● **GIVEN TASK**:
Each line that contains the word "记录操作结果" counts once; give the total for the records below and nothing else.

Collected data
+===+

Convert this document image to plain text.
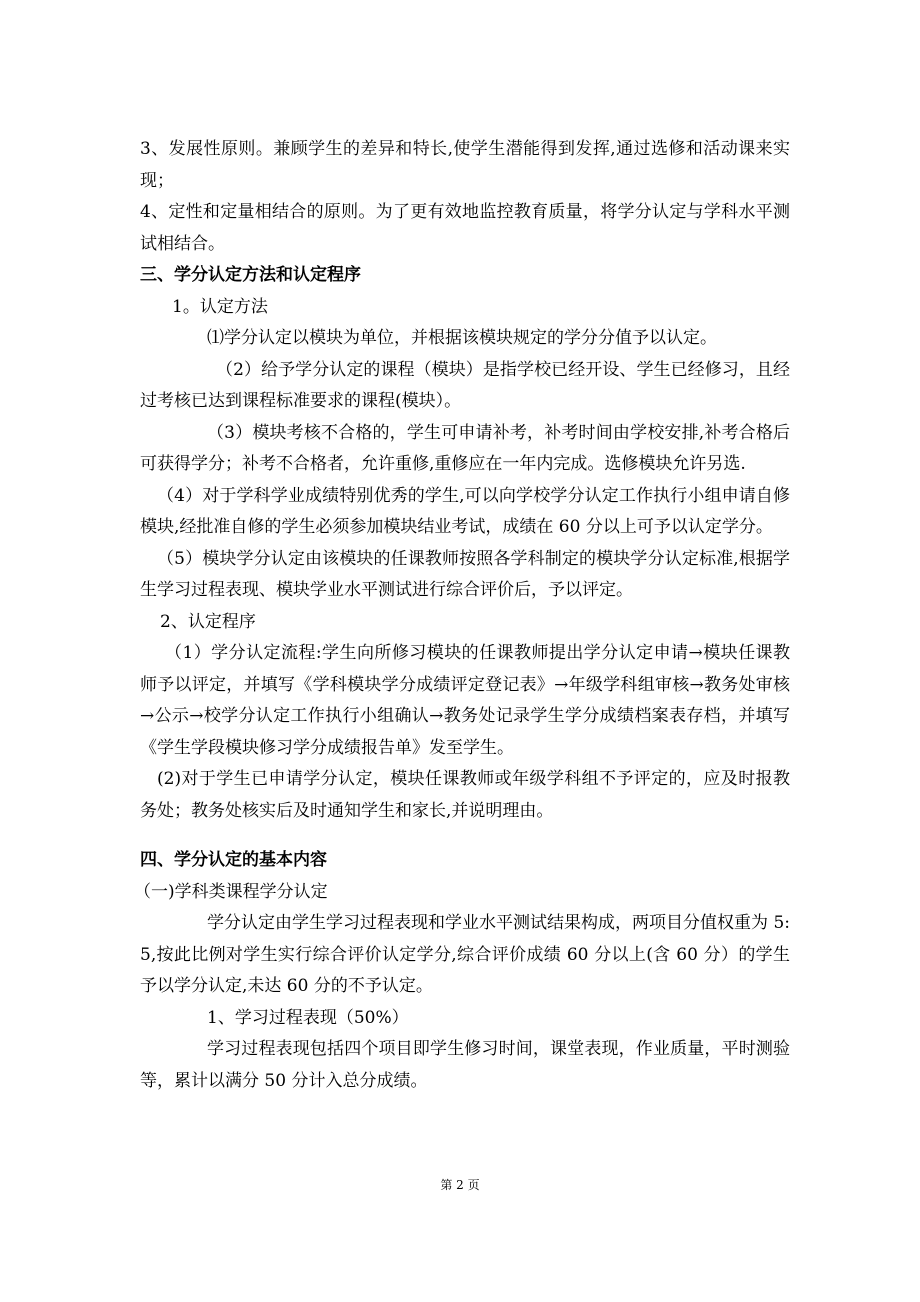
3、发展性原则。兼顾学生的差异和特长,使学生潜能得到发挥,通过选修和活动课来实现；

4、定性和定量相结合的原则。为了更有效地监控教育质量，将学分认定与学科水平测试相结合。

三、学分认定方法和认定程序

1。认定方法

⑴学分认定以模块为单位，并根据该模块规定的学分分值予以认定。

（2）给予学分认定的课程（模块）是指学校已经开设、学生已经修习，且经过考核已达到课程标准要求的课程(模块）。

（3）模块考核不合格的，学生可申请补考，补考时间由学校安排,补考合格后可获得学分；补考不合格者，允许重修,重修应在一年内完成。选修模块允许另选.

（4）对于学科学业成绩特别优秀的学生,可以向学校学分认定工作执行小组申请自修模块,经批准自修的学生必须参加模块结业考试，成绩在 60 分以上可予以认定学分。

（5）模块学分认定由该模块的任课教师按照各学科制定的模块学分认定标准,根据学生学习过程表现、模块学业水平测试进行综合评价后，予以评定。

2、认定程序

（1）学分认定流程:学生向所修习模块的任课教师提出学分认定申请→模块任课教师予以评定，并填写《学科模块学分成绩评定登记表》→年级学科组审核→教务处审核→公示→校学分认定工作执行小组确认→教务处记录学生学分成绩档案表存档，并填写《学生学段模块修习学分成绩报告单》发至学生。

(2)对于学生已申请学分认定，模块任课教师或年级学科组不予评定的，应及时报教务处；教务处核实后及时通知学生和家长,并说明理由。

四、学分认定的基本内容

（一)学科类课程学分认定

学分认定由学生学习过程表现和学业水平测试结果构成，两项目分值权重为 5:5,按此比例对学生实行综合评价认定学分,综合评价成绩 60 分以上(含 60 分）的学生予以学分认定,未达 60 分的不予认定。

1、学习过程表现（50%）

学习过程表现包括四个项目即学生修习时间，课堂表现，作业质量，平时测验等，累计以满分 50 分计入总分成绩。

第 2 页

+===+

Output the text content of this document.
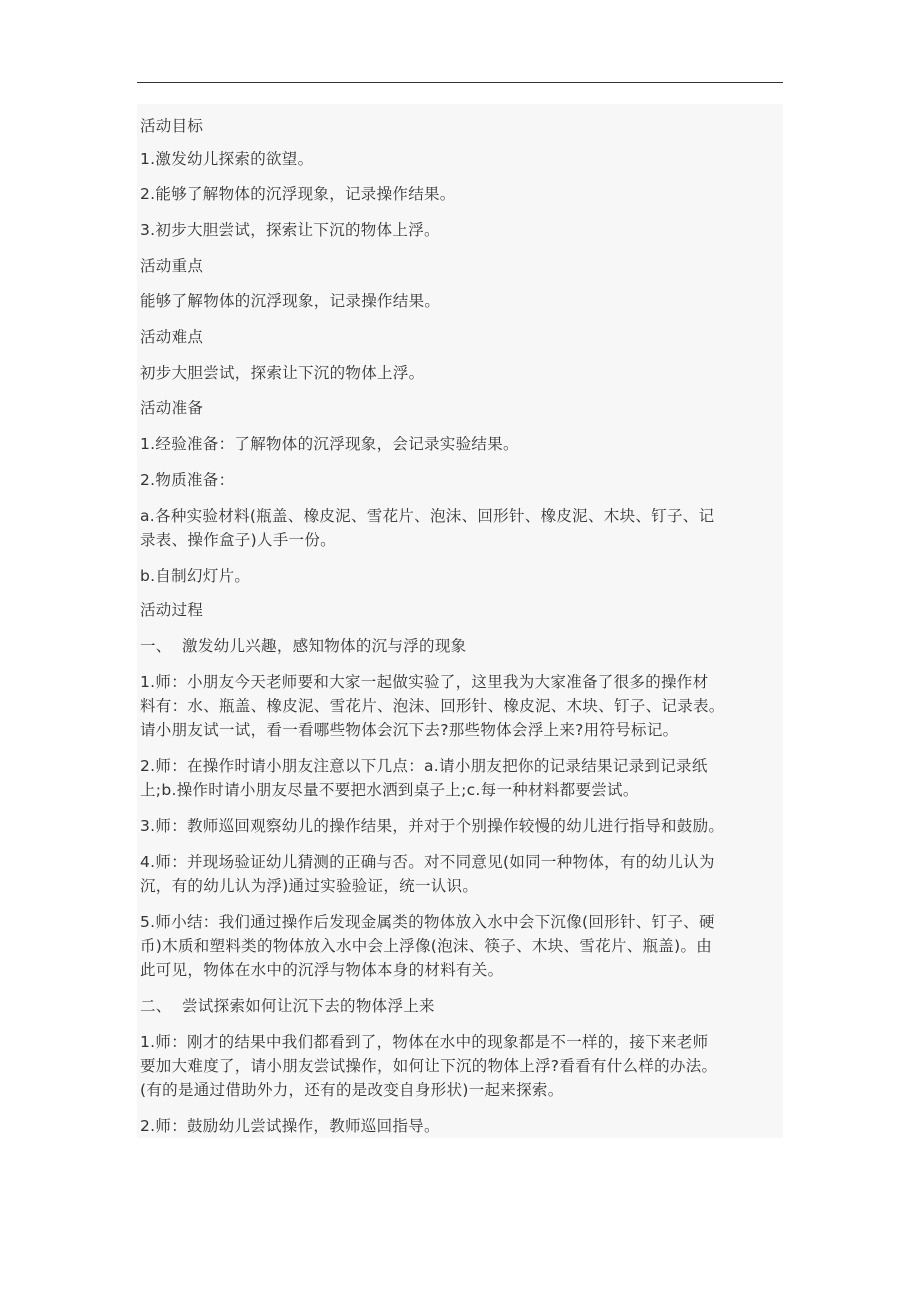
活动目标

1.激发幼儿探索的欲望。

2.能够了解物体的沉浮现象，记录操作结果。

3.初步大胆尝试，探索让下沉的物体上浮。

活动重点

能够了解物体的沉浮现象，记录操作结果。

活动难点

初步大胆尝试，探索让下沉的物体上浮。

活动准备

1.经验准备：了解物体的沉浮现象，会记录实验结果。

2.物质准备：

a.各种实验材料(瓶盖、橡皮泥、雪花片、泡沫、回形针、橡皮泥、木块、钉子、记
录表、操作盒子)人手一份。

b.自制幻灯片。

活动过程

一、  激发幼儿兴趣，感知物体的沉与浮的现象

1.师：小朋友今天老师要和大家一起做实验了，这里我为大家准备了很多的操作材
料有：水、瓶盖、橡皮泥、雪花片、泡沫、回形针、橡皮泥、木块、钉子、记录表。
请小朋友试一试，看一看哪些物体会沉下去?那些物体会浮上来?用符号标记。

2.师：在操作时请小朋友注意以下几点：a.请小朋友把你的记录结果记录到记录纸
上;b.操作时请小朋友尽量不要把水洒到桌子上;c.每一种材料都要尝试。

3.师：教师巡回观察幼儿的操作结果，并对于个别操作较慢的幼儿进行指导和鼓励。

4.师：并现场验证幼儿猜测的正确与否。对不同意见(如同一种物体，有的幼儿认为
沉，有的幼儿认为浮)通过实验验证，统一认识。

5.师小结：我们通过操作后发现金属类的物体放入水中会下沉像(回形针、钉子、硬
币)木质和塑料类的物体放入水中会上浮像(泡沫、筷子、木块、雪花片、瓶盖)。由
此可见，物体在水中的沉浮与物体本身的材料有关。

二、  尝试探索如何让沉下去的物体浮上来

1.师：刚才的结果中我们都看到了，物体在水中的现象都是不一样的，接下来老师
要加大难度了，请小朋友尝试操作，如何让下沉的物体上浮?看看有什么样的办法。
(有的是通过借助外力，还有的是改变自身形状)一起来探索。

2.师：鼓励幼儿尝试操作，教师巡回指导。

+===+

● **COMPLETE ANSWER**:
2